** start **

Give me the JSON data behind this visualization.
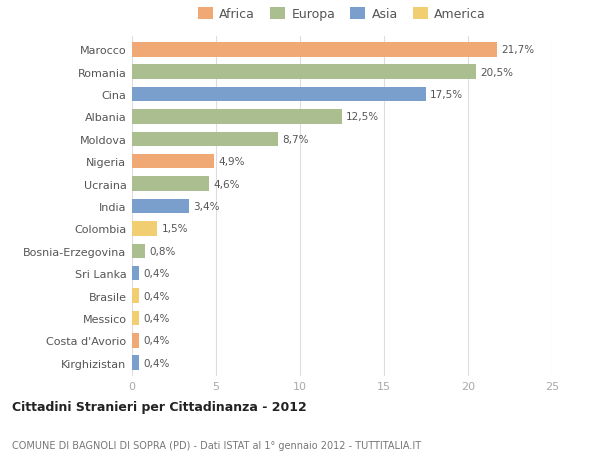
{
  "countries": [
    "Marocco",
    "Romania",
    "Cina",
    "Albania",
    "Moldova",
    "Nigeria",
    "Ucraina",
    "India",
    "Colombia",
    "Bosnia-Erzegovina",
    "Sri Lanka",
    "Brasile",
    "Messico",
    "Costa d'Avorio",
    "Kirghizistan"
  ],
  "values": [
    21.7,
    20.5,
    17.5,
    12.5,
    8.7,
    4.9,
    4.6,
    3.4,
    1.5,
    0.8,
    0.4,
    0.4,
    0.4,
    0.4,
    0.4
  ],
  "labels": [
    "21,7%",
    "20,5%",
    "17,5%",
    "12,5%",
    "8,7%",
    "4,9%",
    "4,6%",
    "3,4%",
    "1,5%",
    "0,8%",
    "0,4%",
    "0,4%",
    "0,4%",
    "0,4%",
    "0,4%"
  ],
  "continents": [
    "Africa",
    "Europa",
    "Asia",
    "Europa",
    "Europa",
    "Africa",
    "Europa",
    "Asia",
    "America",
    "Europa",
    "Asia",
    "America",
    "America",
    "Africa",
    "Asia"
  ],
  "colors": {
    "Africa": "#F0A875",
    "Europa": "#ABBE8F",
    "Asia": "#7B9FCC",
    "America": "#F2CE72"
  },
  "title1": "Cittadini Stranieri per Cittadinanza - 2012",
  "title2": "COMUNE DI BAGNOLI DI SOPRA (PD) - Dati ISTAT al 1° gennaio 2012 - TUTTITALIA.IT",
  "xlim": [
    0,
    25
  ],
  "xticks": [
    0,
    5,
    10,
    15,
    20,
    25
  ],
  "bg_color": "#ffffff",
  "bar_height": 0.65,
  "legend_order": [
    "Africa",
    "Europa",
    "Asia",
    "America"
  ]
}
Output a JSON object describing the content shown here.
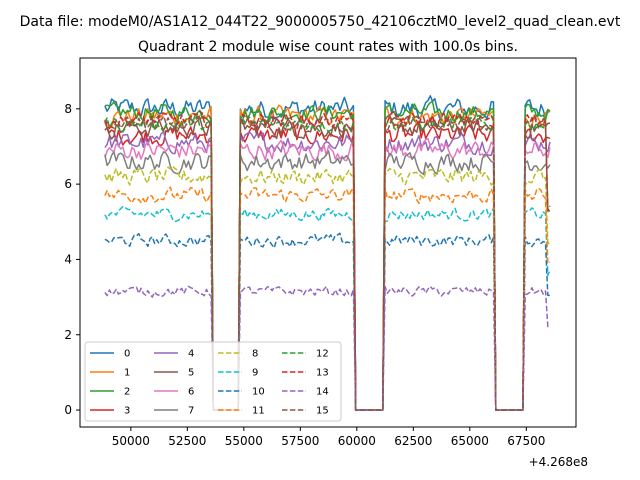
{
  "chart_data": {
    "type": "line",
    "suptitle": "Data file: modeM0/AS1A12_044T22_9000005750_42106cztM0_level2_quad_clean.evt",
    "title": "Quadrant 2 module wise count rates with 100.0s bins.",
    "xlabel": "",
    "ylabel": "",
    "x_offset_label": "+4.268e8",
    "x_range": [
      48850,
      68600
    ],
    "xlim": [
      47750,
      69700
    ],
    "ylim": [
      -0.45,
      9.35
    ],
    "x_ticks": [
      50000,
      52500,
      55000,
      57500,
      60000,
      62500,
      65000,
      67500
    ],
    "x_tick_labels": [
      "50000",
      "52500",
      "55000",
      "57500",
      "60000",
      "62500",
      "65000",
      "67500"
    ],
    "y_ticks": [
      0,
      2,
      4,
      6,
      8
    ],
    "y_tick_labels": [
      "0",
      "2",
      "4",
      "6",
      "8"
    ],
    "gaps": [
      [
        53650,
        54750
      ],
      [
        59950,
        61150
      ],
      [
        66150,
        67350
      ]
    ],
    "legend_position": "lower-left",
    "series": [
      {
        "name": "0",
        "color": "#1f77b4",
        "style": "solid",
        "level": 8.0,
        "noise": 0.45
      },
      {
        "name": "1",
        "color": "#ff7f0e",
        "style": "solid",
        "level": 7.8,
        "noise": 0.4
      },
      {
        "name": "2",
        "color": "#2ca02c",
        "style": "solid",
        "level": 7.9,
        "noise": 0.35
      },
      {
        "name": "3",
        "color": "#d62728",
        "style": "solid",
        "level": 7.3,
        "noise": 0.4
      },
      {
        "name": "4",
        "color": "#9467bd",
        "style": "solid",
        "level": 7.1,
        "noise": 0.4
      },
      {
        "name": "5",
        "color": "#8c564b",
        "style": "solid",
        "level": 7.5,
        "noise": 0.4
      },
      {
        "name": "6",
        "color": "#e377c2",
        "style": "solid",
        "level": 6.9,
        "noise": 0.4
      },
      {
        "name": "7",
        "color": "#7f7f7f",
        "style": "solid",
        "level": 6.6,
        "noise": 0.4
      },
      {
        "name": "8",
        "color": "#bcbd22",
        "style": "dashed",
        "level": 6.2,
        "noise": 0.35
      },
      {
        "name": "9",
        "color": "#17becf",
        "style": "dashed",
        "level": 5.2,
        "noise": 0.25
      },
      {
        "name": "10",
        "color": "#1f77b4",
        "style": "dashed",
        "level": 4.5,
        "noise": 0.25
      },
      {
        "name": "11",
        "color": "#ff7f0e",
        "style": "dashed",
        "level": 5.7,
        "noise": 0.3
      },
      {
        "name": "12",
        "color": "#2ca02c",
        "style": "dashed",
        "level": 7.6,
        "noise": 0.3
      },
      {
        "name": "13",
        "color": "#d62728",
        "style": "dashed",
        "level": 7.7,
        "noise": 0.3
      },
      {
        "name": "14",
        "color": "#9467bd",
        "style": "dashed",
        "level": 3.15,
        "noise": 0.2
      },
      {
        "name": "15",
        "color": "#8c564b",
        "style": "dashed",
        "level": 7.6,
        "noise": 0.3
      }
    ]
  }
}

** end **

▶ Directive:
Copy every line of the data exactly as written, excluding the pictures.

▶ Task output:
Give me the JSON data behind this visualization.
{
  "countries": [
    "Marocco",
    "Romania",
    "Cina",
    "Albania",
    "Moldova",
    "Nigeria",
    "Ucraina",
    "India",
    "Colombia",
    "Bosnia-Erzegovina",
    "Sri Lanka",
    "Brasile",
    "Messico",
    "Costa d'Avorio",
    "Kirghizistan"
  ],
  "values": [
    21.7,
    20.5,
    17.5,
    12.5,
    8.7,
    4.9,
    4.6,
    3.4,
    1.5,
    0.8,
    0.4,
    0.4,
    0.4,
    0.4,
    0.4
  ],
  "labels": [
    "21,7%",
    "20,5%",
    "17,5%",
    "12,5%",
    "8,7%",
    "4,9%",
    "4,6%",
    "3,4%",
    "1,5%",
    "0,8%",
    "0,4%",
    "0,4%",
    "0,4%",
    "0,4%",
    "0,4%"
  ],
  "continents": [
    "Africa",
    "Europa",
    "Asia",
    "Europa",
    "Europa",
    "Africa",
    "Europa",
    "Asia",
    "America",
    "Europa",
    "Asia",
    "America",
    "America",
    "Africa",
    "Asia"
  ],
  "colors": {
    "Africa": "#F0A875",
    "Europa": "#ABBE8F",
    "Asia": "#7B9FCC",
    "America": "#F2CE72"
  },
  "title1": "Cittadini Stranieri per Cittadinanza - 2012",
  "title2": "COMUNE DI BAGNOLI DI SOPRA (PD) - Dati ISTAT al 1° gennaio 2012 - TUTTITALIA.IT",
  "xlim": [
    0,
    25
  ],
  "xticks": [
    0,
    5,
    10,
    15,
    20,
    25
  ],
  "bg_color": "#ffffff",
  "bar_height": 0.65,
  "legend_order": [
    "Africa",
    "Europa",
    "Asia",
    "America"
  ]
}
Output a JSON object describing the content shown here.
{
  "chart_data": {
    "type": "line",
    "suptitle": "Data file: modeM0/AS1A12_044T22_9000005750_42106cztM0_level2_quad_clean.evt",
    "title": "Quadrant 2 module wise count rates with 100.0s bins.",
    "xlabel": "",
    "ylabel": "",
    "x_offset_label": "+4.268e8",
    "x_range": [
      48850,
      68600
    ],
    "xlim": [
      47750,
      69700
    ],
    "ylim": [
      -0.45,
      9.35
    ],
    "x_ticks": [
      50000,
      52500,
      55000,
      57500,
      60000,
      62500,
      65000,
      67500
    ],
    "x_tick_labels": [
      "50000",
      "52500",
      "55000",
      "57500",
      "60000",
      "62500",
      "65000",
      "67500"
    ],
    "y_ticks": [
      0,
      2,
      4,
      6,
      8
    ],
    "y_tick_labels": [
      "0",
      "2",
      "4",
      "6",
      "8"
    ],
    "gaps": [
      [
        53650,
        54750
      ],
      [
        59950,
        61150
      ],
      [
        66150,
        67350
      ]
    ],
    "legend_position": "lower-left",
    "series": [
      {
        "name": "0",
        "color": "#1f77b4",
        "style": "solid",
        "level": 8.0,
        "noise": 0.45
      },
      {
        "name": "1",
        "color": "#ff7f0e",
        "style": "solid",
        "level": 7.8,
        "noise": 0.4
      },
      {
        "name": "2",
        "color": "#2ca02c",
        "style": "solid",
        "level": 7.9,
        "noise": 0.35
      },
      {
        "name": "3",
        "color": "#d62728",
        "style": "solid",
        "level": 7.3,
        "noise": 0.4
      },
      {
        "name": "4",
        "color": "#9467bd",
        "style": "solid",
        "level": 7.1,
        "noise": 0.4
      },
      {
        "name": "5",
        "color": "#8c564b",
        "style": "solid",
        "level": 7.5,
        "noise": 0.4
      },
      {
        "name": "6",
        "color": "#e377c2",
        "style": "solid",
        "level": 6.9,
        "noise": 0.4
      },
      {
        "name": "7",
        "color": "#7f7f7f",
        "style": "solid",
        "level": 6.6,
        "noise": 0.4
      },
      {
        "name": "8",
        "color": "#bcbd22",
        "style": "dashed",
        "level": 6.2,
        "noise": 0.35
      },
      {
        "name": "9",
        "color": "#17becf",
        "style": "dashed",
        "level": 5.2,
        "noise": 0.25
      },
      {
        "name": "10",
        "color": "#1f77b4",
        "style": "dashed",
        "level": 4.5,
        "noise": 0.25
      },
      {
        "name": "11",
        "color": "#ff7f0e",
        "style": "dashed",
        "level": 5.7,
        "noise": 0.3
      },
      {
        "name": "12",
        "color": "#2ca02c",
        "style": "dashed",
        "level": 7.6,
        "noise": 0.3
      },
      {
        "name": "13",
        "color": "#d62728",
        "style": "dashed",
        "level": 7.7,
        "noise": 0.3
      },
      {
        "name": "14",
        "color": "#9467bd",
        "style": "dashed",
        "level": 3.15,
        "noise": 0.2
      },
      {
        "name": "15",
        "color": "#8c564b",
        "style": "dashed",
        "level": 7.6,
        "noise": 0.3
      }
    ]
  }
}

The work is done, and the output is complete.